Problem details
Return all entries word for word, but drop any images.

Working data
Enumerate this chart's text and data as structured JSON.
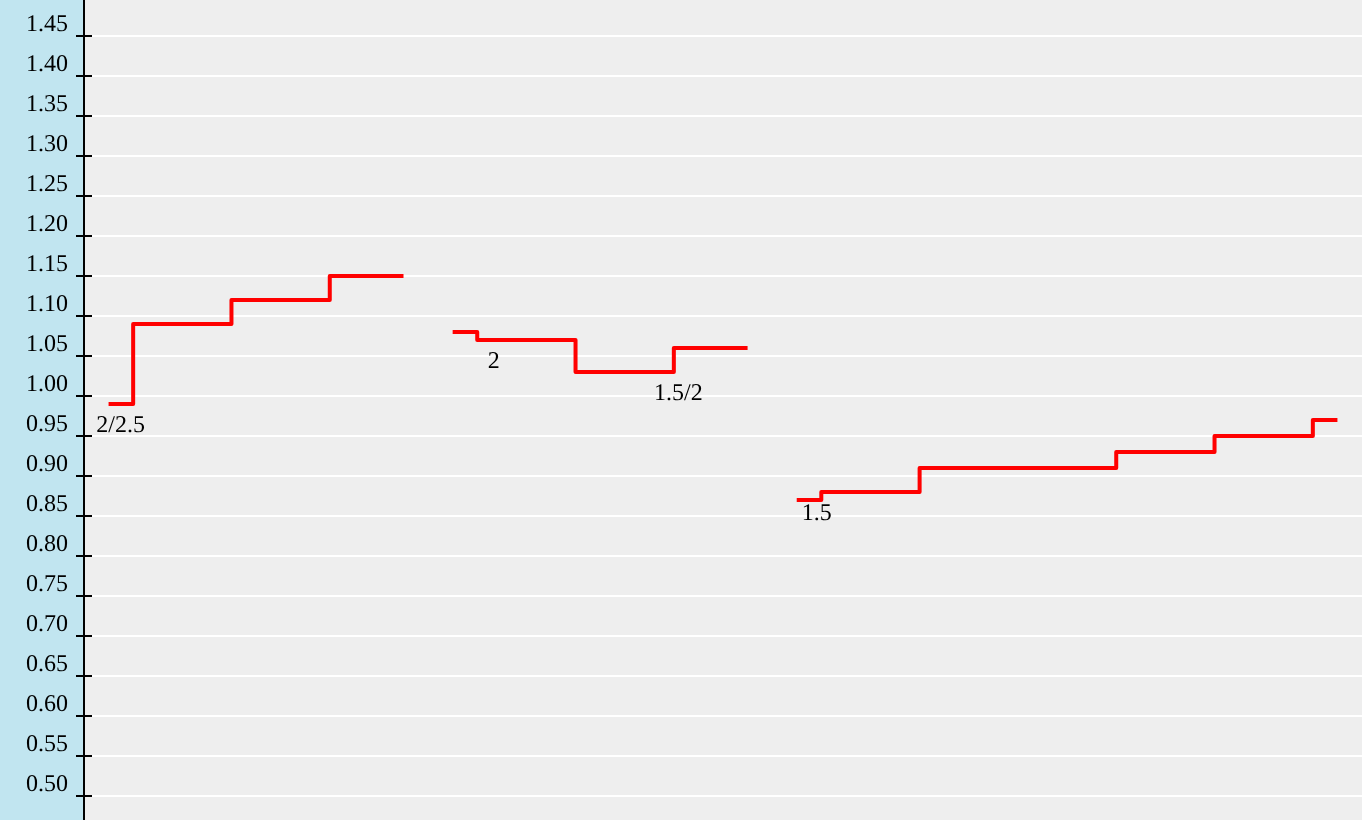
{
  "chart_data": {
    "type": "step",
    "categories": [
      null,
      null,
      null,
      null,
      null,
      null,
      null,
      null,
      null,
      null,
      null,
      null,
      null,
      null,
      null,
      null,
      null,
      null,
      null,
      null,
      null,
      null,
      null,
      null,
      null,
      null
    ],
    "ylim": [
      0.47,
      1.495
    ],
    "yticks": [
      {
        "value": 0.5,
        "label": "0.50"
      },
      {
        "value": 0.55,
        "label": "0.55"
      },
      {
        "value": 0.6,
        "label": "0.60"
      },
      {
        "value": 0.65,
        "label": "0.65"
      },
      {
        "value": 0.7,
        "label": "0.70"
      },
      {
        "value": 0.75,
        "label": "0.75"
      },
      {
        "value": 0.8,
        "label": "0.80"
      },
      {
        "value": 0.85,
        "label": "0.85"
      },
      {
        "value": 0.9,
        "label": "0.90"
      },
      {
        "value": 0.95,
        "label": "0.95"
      },
      {
        "value": 1.0,
        "label": "1.00"
      },
      {
        "value": 1.05,
        "label": "1.05"
      },
      {
        "value": 1.1,
        "label": "1.10"
      },
      {
        "value": 1.15,
        "label": "1.15"
      },
      {
        "value": 1.2,
        "label": "1.20"
      },
      {
        "value": 1.25,
        "label": "1.25"
      },
      {
        "value": 1.3,
        "label": "1.30"
      },
      {
        "value": 1.35,
        "label": "1.35"
      },
      {
        "value": 1.4,
        "label": "1.40"
      },
      {
        "value": 1.45,
        "label": "1.45"
      }
    ],
    "tick_labels": "y",
    "grid": "y",
    "marker": "none",
    "line_style": "solid",
    "series": [
      {
        "color": "#ff0000",
        "values": [
          0.99,
          1.09,
          1.09,
          1.12,
          1.12,
          1.15,
          1.15,
          null,
          null,
          null,
          null,
          null,
          null,
          null,
          null,
          null,
          null,
          null,
          null,
          null,
          null,
          null,
          null,
          null,
          null,
          null
        ]
      },
      {
        "color": "#ff0000",
        "values": [
          null,
          null,
          null,
          null,
          null,
          null,
          null,
          1.08,
          1.07,
          1.07,
          1.03,
          1.03,
          1.06,
          1.06,
          null,
          null,
          null,
          null,
          null,
          null,
          null,
          null,
          null,
          null,
          null,
          null
        ]
      },
      {
        "color": "#ff0000",
        "values": [
          null,
          null,
          null,
          null,
          null,
          null,
          null,
          null,
          null,
          null,
          null,
          null,
          null,
          null,
          0.87,
          0.88,
          0.88,
          0.91,
          0.91,
          0.91,
          0.91,
          0.93,
          0.93,
          0.95,
          0.95,
          0.97
        ]
      }
    ],
    "annotations": [
      {
        "text": "2/2.5",
        "y": 0.99
      },
      {
        "text": "2",
        "y": 1.07
      },
      {
        "text": "1.5/2",
        "y": 1.03
      },
      {
        "text": "1.5",
        "y": 0.88
      }
    ]
  }
}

Solution
Enumerate this chart's text and data as structured JSON.
{
  "chart_data": {
    "type": "step",
    "categories": [
      null,
      null,
      null,
      null,
      null,
      null,
      null,
      null,
      null,
      null,
      null,
      null,
      null,
      null,
      null,
      null,
      null,
      null,
      null,
      null,
      null,
      null,
      null,
      null,
      null,
      null
    ],
    "ylim": [
      0.47,
      1.495
    ],
    "yticks": [
      {
        "value": 0.5,
        "label": "0.50"
      },
      {
        "value": 0.55,
        "label": "0.55"
      },
      {
        "value": 0.6,
        "label": "0.60"
      },
      {
        "value": 0.65,
        "label": "0.65"
      },
      {
        "value": 0.7,
        "label": "0.70"
      },
      {
        "value": 0.75,
        "label": "0.75"
      },
      {
        "value": 0.8,
        "label": "0.80"
      },
      {
        "value": 0.85,
        "label": "0.85"
      },
      {
        "value": 0.9,
        "label": "0.90"
      },
      {
        "value": 0.95,
        "label": "0.95"
      },
      {
        "value": 1.0,
        "label": "1.00"
      },
      {
        "value": 1.05,
        "label": "1.05"
      },
      {
        "value": 1.1,
        "label": "1.10"
      },
      {
        "value": 1.15,
        "label": "1.15"
      },
      {
        "value": 1.2,
        "label": "1.20"
      },
      {
        "value": 1.25,
        "label": "1.25"
      },
      {
        "value": 1.3,
        "label": "1.30"
      },
      {
        "value": 1.35,
        "label": "1.35"
      },
      {
        "value": 1.4,
        "label": "1.40"
      },
      {
        "value": 1.45,
        "label": "1.45"
      }
    ],
    "tick_labels": "y",
    "grid": "y",
    "marker": "none",
    "line_style": "solid",
    "series": [
      {
        "color": "#ff0000",
        "values": [
          0.99,
          1.09,
          1.09,
          1.12,
          1.12,
          1.15,
          1.15,
          null,
          null,
          null,
          null,
          null,
          null,
          null,
          null,
          null,
          null,
          null,
          null,
          null,
          null,
          null,
          null,
          null,
          null,
          null
        ]
      },
      {
        "color": "#ff0000",
        "values": [
          null,
          null,
          null,
          null,
          null,
          null,
          null,
          1.08,
          1.07,
          1.07,
          1.03,
          1.03,
          1.06,
          1.06,
          null,
          null,
          null,
          null,
          null,
          null,
          null,
          null,
          null,
          null,
          null,
          null
        ]
      },
      {
        "color": "#ff0000",
        "values": [
          null,
          null,
          null,
          null,
          null,
          null,
          null,
          null,
          null,
          null,
          null,
          null,
          null,
          null,
          0.87,
          0.88,
          0.88,
          0.91,
          0.91,
          0.91,
          0.91,
          0.93,
          0.93,
          0.95,
          0.95,
          0.97
        ]
      }
    ],
    "annotations": [
      {
        "text": "2/2.5",
        "y": 0.99
      },
      {
        "text": "2",
        "y": 1.07
      },
      {
        "text": "1.5/2",
        "y": 1.03
      },
      {
        "text": "1.5",
        "y": 0.88
      }
    ]
  }
}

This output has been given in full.